WORK INSTRUCTIONS:
1 > According to the OTB blog page, in what month and year did Doug Mataconis join the staff of OTB?
2 > Please continue the OTB blog page from the end of its last comment.

QUOTED PASSAGE:
# # #

FILED UNDER: 2016 Election, US Politics, , , , , , , , , , , ,
Doug Mataconis
About Doug Mataconis
Doug Mataconis held a B.A. in Political Science from Rutgers University and J.D. from George Mason University School of Law. He joined the staff of OTB in May 2010 and contributed a staggering 16,483 posts before his retirement in January 2020. He passed far too young in July 2021.

Comments

  1. Barfour says:

    He will be 78 in 2016. He will probably be too old for the rigours of the modern day presidential campaign.

  2. edmondo says:

    “He has the courage of his convictions….”

    That pretty much disqualifies him from the Democratic nomination, doesn’t it?

  3. OzarkHillbilly says:

    @edmondo: No. That only disqualifies one from the GOP nomination. Democrats are different.

  4. OzarkHillbilly says:

    is somewhat amusing to see the guy once best known for being Linda Ronstadt’s boyfriend and who earned the moniker “Governor Moonbeam” for his seeming association with the 70s California counter-culture being touted as the serious business-oriented manager candidate.

    Considering how far the CA GOP has fallen, they had no choice. 😉

  5. michael reynolds says:

    Jerry Brown just did what all the conservative mouthpieces said was impossible: he raised taxes on the wealthy and balanced the budget. They predicted millionaires would flee the state and we’d lose jobs. Instead our UE rate has come down from 12.5% to 8.5%. Obviously still too high, but going the right direction. And as for the well-off fleeing to Texas, real estate has gone up over 20% in a year here in Tiburon, which is a pretty good indicator.

    So once again that would be: right-wing “economics” full of baloney.

  6. stonetools says:

    I would like to see him run. But he is SO old.

    Where are the 50-60 year old Democratic presidential candidates. The leaders in pollling (Clinton, Biden and Brown) will all be 70 and older in 2016. And the Democrats are supposed to be the young people’s party!

  7. Andre Kenji says:

    I always remember of that Dead Kennedy song when I read his name.And the album that has this song is older than me!

  8. Andre Kenji says:

    @michael reynolds:

    And as for the well-off fleeing to Texas, real estate has gone up over 20% in a year here in Tiburon,

    I don´t want to sound like some member of the Editorial Board of the Wall Street Journal, but that´s part of the problem. If real estate goes down California will probably faces a considerable deficit.

# # #

Entries from a collection:
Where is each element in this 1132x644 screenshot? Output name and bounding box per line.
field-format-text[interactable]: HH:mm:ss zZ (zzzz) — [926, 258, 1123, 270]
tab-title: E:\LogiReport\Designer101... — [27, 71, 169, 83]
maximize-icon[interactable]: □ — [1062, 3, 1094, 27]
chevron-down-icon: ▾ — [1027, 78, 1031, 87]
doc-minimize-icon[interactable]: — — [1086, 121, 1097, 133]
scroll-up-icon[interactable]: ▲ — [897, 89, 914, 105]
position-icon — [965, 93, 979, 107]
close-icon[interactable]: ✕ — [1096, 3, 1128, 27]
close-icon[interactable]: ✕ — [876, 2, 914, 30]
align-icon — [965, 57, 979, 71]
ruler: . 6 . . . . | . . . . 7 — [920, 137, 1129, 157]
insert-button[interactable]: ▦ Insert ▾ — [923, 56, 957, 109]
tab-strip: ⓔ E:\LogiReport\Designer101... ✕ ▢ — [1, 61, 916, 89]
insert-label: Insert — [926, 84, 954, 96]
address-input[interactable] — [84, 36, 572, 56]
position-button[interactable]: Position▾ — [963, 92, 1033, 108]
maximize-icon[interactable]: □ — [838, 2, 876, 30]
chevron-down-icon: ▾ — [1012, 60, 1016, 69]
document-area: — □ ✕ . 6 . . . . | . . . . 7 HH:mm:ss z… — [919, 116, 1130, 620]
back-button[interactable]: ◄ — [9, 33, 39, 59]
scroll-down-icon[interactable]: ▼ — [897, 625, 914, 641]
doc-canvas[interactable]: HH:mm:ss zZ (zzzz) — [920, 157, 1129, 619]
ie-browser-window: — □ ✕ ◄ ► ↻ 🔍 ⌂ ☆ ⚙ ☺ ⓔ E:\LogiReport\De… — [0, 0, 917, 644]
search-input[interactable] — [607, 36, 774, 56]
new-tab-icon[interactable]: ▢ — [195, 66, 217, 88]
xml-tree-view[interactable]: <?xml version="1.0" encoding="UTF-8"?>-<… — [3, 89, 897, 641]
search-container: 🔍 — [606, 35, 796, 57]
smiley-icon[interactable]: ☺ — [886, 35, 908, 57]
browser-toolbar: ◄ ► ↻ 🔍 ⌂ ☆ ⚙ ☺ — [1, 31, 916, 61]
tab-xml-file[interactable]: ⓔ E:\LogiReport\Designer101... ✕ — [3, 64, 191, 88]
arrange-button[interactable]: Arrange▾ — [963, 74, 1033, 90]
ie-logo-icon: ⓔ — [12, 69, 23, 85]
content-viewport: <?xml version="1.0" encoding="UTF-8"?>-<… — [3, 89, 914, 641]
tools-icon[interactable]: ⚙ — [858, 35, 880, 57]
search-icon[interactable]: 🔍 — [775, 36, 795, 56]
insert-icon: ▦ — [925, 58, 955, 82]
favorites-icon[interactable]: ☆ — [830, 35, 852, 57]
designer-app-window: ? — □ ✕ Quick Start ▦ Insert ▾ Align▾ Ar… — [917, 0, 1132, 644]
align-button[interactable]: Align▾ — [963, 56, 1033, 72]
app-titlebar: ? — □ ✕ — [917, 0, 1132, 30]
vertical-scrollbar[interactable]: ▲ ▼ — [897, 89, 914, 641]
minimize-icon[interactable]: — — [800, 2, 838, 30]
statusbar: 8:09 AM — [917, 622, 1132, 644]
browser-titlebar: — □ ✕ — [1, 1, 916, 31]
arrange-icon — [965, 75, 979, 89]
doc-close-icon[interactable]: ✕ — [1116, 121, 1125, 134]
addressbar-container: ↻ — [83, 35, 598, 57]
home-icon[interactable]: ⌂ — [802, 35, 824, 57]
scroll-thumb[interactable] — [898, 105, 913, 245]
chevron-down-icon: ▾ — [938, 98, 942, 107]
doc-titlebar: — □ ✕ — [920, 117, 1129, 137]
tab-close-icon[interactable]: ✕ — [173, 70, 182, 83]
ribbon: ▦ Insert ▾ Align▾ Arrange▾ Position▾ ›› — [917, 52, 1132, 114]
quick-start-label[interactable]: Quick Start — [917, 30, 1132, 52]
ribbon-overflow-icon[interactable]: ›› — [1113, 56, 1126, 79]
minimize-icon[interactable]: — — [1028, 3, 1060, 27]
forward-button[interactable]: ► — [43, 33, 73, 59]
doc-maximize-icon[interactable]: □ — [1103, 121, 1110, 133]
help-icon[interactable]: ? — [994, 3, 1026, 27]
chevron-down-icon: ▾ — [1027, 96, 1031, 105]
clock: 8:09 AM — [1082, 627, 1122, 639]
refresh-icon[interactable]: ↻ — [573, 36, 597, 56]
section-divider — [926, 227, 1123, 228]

# # #

ANSWERS:
1 > May 2010

2 >
  9. michael reynolds says:

    @Andre Kenji:

    Have I shown you where I live? This isn’t directly from my house, but it’s essentially identical to my view, and it shows graphically why California real estate doesn’t stay down.

    We’re California. Beautiful weather, beautiful views, redwoods, Yosemite, Silicon Valley, Hollywood, Tahoe, San Francisco, wine and weed. A thousand years from now people will still pay for the privilege of being a Californian.

    I get bent over and screwed out of 10% of my income by this state. And every time I resent it I ask myself: where else? I can live anywhere, my job doesn’t tie me down. Where else? I could save 50-100 grand a year by moving to Texas or Florida. And yet, I’m here. And it’s worth it. It’s worth 100 grand a year to me not to be anywhere else in the United States.

  10. al-Ameda says:

    @Andre Kenji:

    I don´t want to sound like some member of the Editorial Board of the Wall Street Journal, but that´s part of the problem. If real estate goes down California will probably faces a considerable deficit.

    And yet, if that happens again (and such accurences are cyclical), I’m guessing that millionaires will not flee the state to live in low-tax-paradises like Mississippi.

    Brown has been effective becvause he is a pragmatist and he has no agenda other than to get California back into governable shape – and he’s done really well. He increased taxes on the highest earners, he got an initiative passed that permitted a state budget to be adopted with a simple majority vote instead of a super majority vote (GOP obstruction is always a problem … sound familiar?)